* **What is needed**: Restate the data word for word and leave the images out.

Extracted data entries
▬▬▬▬▬▬

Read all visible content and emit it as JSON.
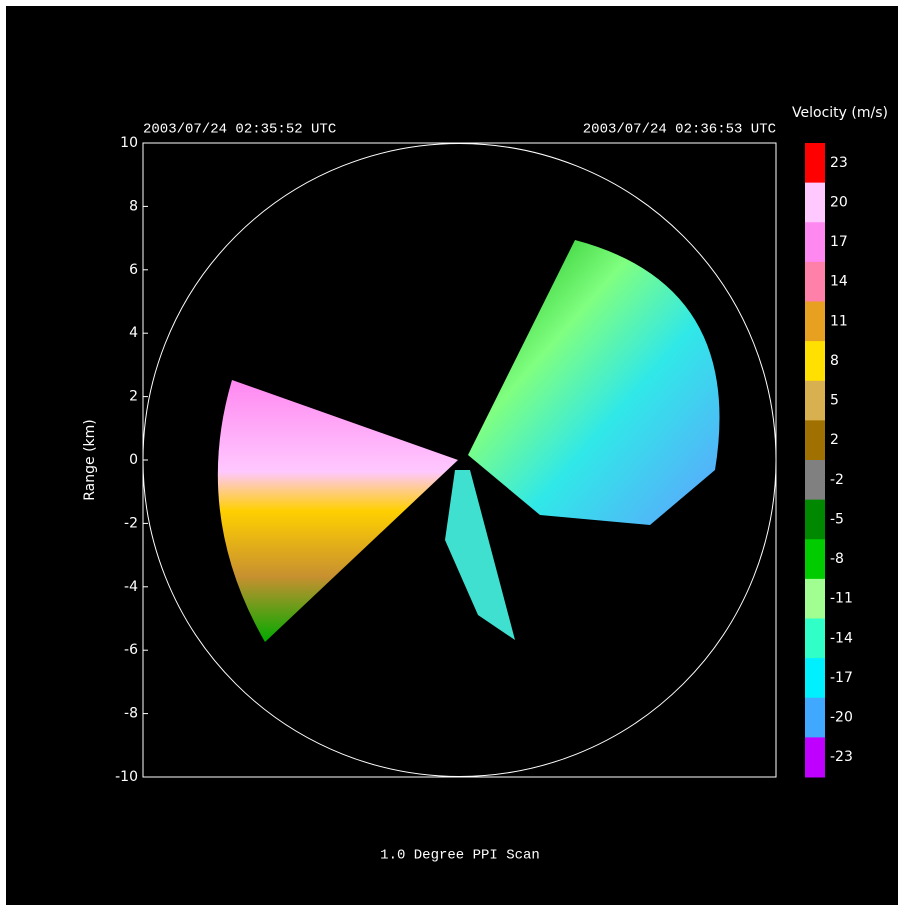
{
  "chart_data": {
    "type": "ppi",
    "title": "1.0 Degree PPI Scan",
    "ylabel": "Range (km)",
    "start_time": "2003/07/24 02:35:52 UTC",
    "end_time": "2003/07/24 02:36:53 UTC",
    "ylim": [
      -10,
      10
    ],
    "yticks": [
      -10,
      -8,
      -6,
      -4,
      -2,
      0,
      2,
      4,
      6,
      8,
      10
    ],
    "colorbar": {
      "label": "Velocity (m/s)",
      "ticks": [
        23,
        20,
        17,
        14,
        11,
        8,
        5,
        2,
        -2,
        -5,
        -8,
        -11,
        -14,
        -17,
        -20,
        -23
      ],
      "colors": [
        "#ff0000",
        "#ffc8ff",
        "#ff88f0",
        "#ff80a8",
        "#e8a020",
        "#ffe000",
        "#d8b050",
        "#a07000",
        "#808080",
        "#008800",
        "#00cc00",
        "#a0ff90",
        "#30ffc8",
        "#00f0ff",
        "#40a8ff",
        "#c000ff"
      ]
    }
  }
}
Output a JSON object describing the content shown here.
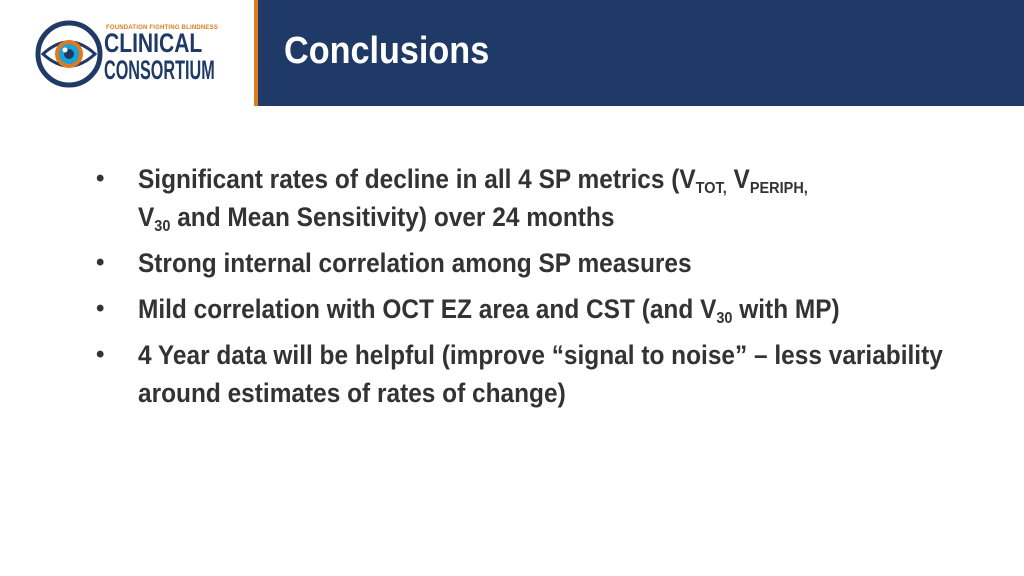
{
  "logo": {
    "org_line": "FOUNDATION FIGHTING BLINDNESS",
    "line1": "CLINICAL",
    "line2": "CONSORTIUM"
  },
  "header": {
    "title": "Conclusions"
  },
  "bullets": [
    {
      "t1": "Significant rates of decline in all 4 SP metrics (V",
      "s1": "TOT,",
      "t2": " V",
      "s2": "PERIPH,",
      "t3": " V",
      "s3": "30",
      "t4": " and Mean Sensitivity) over 24 months"
    },
    {
      "t1": "Strong internal correlation among SP measures"
    },
    {
      "t1": "Mild correlation with OCT EZ area and CST (and V",
      "s1": "30",
      "t2": " with MP)"
    },
    {
      "t1": "4 Year data will be helpful (improve “signal to noise” – less variability around estimates of rates of change)"
    }
  ],
  "colors": {
    "header_bg": "#1f3a66",
    "accent": "#e07a1f",
    "text": "#333333",
    "logo_eye_inner": "#1aa3d6"
  }
}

▬▬▬▬▬▬

* **Task solution**:
Read all visible content and emit it as JSON.
{
  "chart_data": {
    "type": "ppi",
    "title": "1.0 Degree PPI Scan",
    "ylabel": "Range (km)",
    "start_time": "2003/07/24 02:35:52 UTC",
    "end_time": "2003/07/24 02:36:53 UTC",
    "ylim": [
      -10,
      10
    ],
    "yticks": [
      -10,
      -8,
      -6,
      -4,
      -2,
      0,
      2,
      4,
      6,
      8,
      10
    ],
    "colorbar": {
      "label": "Velocity (m/s)",
      "ticks": [
        23,
        20,
        17,
        14,
        11,
        8,
        5,
        2,
        -2,
        -5,
        -8,
        -11,
        -14,
        -17,
        -20,
        -23
      ],
      "colors": [
        "#ff0000",
        "#ffc8ff",
        "#ff88f0",
        "#ff80a8",
        "#e8a020",
        "#ffe000",
        "#d8b050",
        "#a07000",
        "#808080",
        "#008800",
        "#00cc00",
        "#a0ff90",
        "#30ffc8",
        "#00f0ff",
        "#40a8ff",
        "#c000ff"
      ]
    }
  }
}
Output a JSON object describing the content shown here.
{
  "logo": {
    "org_line": "FOUNDATION FIGHTING BLINDNESS",
    "line1": "CLINICAL",
    "line2": "CONSORTIUM"
  },
  "header": {
    "title": "Conclusions"
  },
  "bullets": [
    {
      "t1": "Significant rates of decline in all 4 SP metrics (V",
      "s1": "TOT,",
      "t2": " V",
      "s2": "PERIPH,",
      "t3": " V",
      "s3": "30",
      "t4": " and Mean Sensitivity) over 24 months"
    },
    {
      "t1": "Strong internal correlation among SP measures"
    },
    {
      "t1": "Mild correlation with OCT EZ area and CST (and V",
      "s1": "30",
      "t2": " with MP)"
    },
    {
      "t1": "4 Year data will be helpful (improve “signal to noise” – less variability around estimates of rates of change)"
    }
  ],
  "colors": {
    "header_bg": "#1f3a66",
    "accent": "#e07a1f",
    "text": "#333333",
    "logo_eye_inner": "#1aa3d6"
  }
}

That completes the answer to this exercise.